## Source extract
Thursday, January 30, 2014

Given angle xOy, two points A, B and line segment DE. Construct ΔABC such that ∠ACB = ∠xOy and BC = DE


Given angle xOy, two points A, B and line segment DE. Construct ΔABC such that ACB = ∠xOy and BC = DE.

Solution:

Suppose that we have constructed triangle ΔABC. Vertices A and B are known, hence we only need to determine vertex C. According to the question, ∠ACB = ∠xOy and BC = DE. Therefore point C is the intersection of a circle of centre B, radius r1 = DE (let call it C1) and the arc C2 which consists of a group of points C ' such that AC'B equals angle xOy.



Since circle C1 is determined, the problem now revolves around constructing circle C2.

Let K be an arbitrary point on C2, so ∠AKB = ∠ACB = ∠xOy and ∠AKO + ∠KBAB + ∠KAB = 2π => ∠ΑΚΒ + ∠ΚΒΑ < 2π. Then we can construct C2 and triangle ABC as follows:

1) Take arbitrary point I on the straight line (d) passing through point B, so that IBA + xOy < 2π.

[Entries drawn from a collection]
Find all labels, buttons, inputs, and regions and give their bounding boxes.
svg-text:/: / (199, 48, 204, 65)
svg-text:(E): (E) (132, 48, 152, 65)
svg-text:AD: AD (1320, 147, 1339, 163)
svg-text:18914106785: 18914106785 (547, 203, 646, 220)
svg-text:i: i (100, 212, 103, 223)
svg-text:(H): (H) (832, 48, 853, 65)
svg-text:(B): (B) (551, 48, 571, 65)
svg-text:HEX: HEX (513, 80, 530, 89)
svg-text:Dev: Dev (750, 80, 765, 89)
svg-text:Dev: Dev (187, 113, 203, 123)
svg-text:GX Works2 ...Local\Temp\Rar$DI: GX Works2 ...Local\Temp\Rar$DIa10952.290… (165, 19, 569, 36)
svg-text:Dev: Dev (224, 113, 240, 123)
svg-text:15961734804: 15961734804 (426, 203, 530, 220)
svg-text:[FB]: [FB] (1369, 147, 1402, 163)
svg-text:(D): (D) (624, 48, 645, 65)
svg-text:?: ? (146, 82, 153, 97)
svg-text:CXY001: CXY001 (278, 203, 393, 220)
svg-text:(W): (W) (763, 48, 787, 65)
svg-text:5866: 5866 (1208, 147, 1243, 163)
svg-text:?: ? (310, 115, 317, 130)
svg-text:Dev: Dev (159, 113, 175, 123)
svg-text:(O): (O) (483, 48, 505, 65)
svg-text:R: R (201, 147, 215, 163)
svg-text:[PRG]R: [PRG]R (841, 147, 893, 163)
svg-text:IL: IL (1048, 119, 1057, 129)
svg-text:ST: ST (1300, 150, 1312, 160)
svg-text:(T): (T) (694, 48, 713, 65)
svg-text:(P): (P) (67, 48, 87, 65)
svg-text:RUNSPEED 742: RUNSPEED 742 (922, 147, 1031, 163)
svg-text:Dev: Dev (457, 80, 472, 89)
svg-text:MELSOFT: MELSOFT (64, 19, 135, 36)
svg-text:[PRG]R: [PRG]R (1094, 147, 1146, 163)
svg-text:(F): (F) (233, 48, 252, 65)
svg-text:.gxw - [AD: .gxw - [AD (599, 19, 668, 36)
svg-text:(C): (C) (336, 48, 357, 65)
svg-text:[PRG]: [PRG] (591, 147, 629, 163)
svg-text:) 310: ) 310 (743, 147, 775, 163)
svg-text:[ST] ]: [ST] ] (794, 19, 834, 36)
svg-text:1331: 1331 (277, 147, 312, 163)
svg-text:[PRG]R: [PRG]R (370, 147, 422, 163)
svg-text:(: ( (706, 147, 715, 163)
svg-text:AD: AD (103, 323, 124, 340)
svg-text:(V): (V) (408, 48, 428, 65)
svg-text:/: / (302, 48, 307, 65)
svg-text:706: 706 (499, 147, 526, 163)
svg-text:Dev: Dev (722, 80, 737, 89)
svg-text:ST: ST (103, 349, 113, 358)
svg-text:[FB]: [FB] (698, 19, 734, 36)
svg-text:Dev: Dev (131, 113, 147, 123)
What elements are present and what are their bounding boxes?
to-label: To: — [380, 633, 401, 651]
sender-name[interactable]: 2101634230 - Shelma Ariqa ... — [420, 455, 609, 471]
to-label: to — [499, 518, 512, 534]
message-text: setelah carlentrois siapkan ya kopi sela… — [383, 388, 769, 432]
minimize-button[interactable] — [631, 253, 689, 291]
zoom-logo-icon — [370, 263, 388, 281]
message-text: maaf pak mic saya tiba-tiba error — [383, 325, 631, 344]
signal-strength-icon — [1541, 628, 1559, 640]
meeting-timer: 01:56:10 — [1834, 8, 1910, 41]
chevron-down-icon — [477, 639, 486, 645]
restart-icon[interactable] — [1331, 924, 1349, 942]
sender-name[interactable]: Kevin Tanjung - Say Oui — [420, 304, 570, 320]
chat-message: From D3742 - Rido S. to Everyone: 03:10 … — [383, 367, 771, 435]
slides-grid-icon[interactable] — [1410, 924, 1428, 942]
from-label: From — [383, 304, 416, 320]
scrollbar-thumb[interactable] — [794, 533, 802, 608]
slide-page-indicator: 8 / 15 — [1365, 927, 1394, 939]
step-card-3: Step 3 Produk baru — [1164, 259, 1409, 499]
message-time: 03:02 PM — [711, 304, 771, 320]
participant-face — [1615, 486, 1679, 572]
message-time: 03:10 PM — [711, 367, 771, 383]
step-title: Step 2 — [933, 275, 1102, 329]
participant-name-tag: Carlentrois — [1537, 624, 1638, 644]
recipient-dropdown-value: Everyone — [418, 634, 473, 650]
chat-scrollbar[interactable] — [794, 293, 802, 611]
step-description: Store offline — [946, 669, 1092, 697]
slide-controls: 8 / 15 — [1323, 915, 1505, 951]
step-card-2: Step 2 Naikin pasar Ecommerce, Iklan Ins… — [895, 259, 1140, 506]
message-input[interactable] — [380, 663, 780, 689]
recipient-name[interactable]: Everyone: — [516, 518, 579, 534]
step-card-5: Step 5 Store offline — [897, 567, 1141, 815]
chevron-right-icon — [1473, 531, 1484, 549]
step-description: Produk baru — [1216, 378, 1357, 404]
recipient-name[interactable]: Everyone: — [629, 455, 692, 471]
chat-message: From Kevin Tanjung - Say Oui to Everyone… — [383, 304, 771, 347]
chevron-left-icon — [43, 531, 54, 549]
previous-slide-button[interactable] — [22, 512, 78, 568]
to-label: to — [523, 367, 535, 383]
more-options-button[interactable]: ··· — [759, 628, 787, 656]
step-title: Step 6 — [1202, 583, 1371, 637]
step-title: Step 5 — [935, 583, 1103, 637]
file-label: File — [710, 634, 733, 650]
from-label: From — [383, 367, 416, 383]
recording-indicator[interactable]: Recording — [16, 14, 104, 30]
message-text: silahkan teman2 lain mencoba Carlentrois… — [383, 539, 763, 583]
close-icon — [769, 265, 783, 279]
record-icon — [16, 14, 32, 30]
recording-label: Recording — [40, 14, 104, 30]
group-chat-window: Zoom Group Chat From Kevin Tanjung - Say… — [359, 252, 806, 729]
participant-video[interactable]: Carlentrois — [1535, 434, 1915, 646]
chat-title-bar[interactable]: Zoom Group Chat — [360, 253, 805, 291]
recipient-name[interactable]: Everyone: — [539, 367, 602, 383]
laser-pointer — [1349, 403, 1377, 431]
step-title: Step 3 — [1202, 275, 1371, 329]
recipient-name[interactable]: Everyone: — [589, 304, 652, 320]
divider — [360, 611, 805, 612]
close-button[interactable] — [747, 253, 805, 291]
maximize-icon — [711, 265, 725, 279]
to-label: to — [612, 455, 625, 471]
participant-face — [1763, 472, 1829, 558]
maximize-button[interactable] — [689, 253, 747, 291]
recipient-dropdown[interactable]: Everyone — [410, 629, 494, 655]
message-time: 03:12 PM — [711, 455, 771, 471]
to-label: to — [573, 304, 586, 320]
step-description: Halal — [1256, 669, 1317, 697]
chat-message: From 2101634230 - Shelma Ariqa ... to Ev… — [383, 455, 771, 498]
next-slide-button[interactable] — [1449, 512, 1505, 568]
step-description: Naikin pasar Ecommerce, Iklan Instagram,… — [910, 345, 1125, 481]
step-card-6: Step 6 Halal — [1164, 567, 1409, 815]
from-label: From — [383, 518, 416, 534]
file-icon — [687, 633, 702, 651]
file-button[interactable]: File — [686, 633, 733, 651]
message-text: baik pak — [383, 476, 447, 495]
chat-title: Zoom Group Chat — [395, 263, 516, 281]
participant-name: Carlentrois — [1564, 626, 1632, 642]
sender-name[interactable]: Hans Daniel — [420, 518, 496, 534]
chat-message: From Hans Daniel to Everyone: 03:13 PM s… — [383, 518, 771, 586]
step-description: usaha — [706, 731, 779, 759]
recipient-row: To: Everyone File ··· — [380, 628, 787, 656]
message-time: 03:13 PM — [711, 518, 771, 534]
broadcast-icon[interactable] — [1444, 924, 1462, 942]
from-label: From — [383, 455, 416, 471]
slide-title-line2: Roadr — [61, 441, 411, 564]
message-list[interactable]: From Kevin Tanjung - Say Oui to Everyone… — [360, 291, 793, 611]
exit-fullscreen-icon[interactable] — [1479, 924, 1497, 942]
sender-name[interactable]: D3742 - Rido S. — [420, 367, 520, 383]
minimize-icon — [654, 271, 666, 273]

## Task instructions
(a) According to the triangle construction text, what are the center and radius of circle C1?
(b) Proceed with the triangle construction text, picking up after its last step.
The data is separate material, independent of the triangle construction text.

## Responses per task
(a) Circle C1 has center B and radius DE.

(b)
2) Construct angle JIB, such that it is equal to angle xOy and J ∈ AB
3) Construct a straight line passing through point A and parallel to JI, which is cutting line (d) at K. We will have AKB = xOy = JIB .
4) Construct the circumscribed circle C2 of triangle ΔAKB, this circle cuts circles C1 at point C. Triangle ABC is a triangle we need to construct !

Proof: From above it is easy to prove that AKB = ACB = xOy = JIB and BC = DE .


Justification: Let V be the centre of circle C2, r2 is the radius of C2 , we have r2 = (AB/2 ) / sin(xOy) and the following circumstances:

1) r2 < ( DE / 2 ) => the problem has no solution;
2) r2 = DE/2 => the problem has one and only solution; and
3) r2 > (DE/2) => the problem has 2 distinct solutions.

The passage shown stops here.